__Excerpted records__
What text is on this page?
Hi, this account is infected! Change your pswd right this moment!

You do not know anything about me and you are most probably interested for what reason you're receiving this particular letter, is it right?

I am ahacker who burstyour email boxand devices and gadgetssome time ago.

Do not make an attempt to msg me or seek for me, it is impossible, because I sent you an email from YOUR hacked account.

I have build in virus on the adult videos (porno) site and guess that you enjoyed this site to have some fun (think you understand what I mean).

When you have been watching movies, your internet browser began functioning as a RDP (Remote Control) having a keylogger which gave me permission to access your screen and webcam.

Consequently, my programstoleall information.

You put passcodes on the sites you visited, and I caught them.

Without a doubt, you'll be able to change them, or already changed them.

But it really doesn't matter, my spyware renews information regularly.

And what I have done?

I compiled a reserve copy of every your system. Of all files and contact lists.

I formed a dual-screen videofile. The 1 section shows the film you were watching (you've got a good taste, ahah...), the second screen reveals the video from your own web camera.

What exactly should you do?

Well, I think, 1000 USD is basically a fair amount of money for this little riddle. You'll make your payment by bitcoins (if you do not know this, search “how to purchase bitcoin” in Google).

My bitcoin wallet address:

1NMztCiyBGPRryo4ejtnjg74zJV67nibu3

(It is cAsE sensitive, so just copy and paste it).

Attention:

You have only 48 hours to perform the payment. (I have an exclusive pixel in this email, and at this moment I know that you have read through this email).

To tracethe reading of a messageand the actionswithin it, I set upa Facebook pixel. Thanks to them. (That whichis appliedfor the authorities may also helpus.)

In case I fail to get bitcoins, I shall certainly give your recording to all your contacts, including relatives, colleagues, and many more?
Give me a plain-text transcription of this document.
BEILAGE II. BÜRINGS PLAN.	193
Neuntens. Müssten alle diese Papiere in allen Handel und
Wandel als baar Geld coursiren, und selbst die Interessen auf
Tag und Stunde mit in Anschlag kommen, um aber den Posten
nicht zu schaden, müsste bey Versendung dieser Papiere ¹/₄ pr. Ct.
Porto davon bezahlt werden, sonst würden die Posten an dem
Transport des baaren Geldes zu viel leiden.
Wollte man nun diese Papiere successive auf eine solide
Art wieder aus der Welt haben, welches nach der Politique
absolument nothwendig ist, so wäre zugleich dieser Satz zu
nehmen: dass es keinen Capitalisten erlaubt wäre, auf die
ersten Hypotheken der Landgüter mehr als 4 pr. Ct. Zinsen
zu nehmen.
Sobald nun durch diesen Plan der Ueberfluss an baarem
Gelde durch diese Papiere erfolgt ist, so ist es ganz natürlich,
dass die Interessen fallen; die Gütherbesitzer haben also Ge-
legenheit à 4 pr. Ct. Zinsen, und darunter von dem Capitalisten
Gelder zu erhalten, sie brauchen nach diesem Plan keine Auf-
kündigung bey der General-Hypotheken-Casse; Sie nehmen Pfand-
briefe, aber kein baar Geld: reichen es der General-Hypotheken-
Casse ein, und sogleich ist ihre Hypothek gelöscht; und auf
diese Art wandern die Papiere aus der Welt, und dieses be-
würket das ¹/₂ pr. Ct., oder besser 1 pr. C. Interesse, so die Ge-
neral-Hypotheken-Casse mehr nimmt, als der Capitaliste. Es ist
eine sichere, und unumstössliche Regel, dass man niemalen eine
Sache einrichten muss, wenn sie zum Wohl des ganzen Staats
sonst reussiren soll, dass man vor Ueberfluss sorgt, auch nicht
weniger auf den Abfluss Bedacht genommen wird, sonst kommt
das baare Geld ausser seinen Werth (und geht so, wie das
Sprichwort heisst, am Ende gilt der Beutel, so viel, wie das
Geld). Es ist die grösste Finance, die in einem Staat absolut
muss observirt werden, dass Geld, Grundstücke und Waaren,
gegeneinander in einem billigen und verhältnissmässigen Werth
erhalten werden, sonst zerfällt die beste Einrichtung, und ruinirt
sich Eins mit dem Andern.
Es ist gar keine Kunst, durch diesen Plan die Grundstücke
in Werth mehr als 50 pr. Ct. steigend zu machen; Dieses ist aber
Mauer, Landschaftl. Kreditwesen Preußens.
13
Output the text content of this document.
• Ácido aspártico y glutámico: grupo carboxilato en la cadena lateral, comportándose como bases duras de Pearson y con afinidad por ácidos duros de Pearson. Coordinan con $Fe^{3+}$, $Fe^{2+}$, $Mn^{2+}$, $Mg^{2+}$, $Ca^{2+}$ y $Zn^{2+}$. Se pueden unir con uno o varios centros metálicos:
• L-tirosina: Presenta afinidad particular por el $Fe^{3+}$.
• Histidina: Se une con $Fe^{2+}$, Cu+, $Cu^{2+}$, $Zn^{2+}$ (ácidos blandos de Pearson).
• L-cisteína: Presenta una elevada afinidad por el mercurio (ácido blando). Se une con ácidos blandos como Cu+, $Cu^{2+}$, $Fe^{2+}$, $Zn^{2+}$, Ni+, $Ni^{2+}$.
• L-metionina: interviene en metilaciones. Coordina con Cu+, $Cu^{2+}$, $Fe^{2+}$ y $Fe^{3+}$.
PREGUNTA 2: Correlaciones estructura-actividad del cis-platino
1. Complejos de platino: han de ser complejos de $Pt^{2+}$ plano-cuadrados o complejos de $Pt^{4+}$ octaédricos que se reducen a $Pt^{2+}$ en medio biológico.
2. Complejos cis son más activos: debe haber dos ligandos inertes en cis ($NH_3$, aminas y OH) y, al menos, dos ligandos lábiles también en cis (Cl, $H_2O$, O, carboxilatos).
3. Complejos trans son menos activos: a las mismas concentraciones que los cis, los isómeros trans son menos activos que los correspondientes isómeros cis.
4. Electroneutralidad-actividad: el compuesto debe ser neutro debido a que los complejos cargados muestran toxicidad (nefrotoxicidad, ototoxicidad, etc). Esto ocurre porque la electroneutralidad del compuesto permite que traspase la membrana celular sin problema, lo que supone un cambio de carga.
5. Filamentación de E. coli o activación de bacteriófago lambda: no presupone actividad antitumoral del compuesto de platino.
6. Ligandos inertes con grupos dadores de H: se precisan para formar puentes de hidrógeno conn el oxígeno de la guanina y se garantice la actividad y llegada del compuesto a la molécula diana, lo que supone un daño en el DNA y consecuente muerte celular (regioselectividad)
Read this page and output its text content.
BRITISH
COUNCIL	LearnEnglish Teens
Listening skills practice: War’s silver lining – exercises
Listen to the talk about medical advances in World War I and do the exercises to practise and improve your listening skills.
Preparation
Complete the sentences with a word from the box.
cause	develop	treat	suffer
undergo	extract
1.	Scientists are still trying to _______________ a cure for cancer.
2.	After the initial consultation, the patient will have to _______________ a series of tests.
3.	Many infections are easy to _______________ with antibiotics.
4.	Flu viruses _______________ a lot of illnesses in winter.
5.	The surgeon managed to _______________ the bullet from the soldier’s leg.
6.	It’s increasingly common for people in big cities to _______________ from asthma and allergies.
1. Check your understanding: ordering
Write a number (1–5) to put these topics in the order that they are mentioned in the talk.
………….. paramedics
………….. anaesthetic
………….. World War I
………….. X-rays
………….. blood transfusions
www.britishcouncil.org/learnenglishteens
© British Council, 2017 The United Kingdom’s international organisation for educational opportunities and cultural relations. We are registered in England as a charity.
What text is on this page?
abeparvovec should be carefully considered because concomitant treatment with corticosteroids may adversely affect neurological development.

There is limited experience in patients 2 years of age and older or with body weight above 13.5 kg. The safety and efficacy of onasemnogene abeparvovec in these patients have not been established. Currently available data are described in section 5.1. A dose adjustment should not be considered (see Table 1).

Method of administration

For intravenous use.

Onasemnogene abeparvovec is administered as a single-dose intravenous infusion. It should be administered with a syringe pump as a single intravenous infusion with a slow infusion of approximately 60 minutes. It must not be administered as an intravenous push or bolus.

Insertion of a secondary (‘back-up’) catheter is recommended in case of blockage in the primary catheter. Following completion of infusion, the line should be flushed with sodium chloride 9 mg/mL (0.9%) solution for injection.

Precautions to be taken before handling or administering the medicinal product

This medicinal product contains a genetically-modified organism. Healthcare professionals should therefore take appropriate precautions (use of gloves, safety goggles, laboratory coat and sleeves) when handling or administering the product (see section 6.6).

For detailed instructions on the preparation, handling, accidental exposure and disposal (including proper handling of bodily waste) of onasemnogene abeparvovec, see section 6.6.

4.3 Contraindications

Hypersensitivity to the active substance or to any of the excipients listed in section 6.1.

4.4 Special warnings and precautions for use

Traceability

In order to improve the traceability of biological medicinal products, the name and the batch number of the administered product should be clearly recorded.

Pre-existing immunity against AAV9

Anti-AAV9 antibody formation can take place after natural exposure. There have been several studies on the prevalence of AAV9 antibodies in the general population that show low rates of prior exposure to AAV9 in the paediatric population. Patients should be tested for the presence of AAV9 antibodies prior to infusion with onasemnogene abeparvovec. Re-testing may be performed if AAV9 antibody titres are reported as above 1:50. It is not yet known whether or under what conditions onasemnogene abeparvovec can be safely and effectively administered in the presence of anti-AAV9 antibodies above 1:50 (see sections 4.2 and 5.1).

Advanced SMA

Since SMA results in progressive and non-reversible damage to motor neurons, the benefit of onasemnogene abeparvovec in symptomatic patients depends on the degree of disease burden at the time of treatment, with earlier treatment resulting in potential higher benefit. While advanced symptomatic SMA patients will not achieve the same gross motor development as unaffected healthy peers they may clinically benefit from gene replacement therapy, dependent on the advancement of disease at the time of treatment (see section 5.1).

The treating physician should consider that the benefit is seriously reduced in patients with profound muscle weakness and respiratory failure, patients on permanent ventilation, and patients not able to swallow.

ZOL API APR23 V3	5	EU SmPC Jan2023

__Task goal__
Each line holding the word "email" must be copied from the data.

__Exercise solution__
I am ahacker who burstyour email boxand devices and gadgetssome time ago.
Do not make an attempt to msg me or seek for me, it is impossible, because I sent you an email from YOUR hacked account.
You have only 48 hours to perform the payment. (I have an exclusive pixel in this email, and at this moment I know that you have read through this email).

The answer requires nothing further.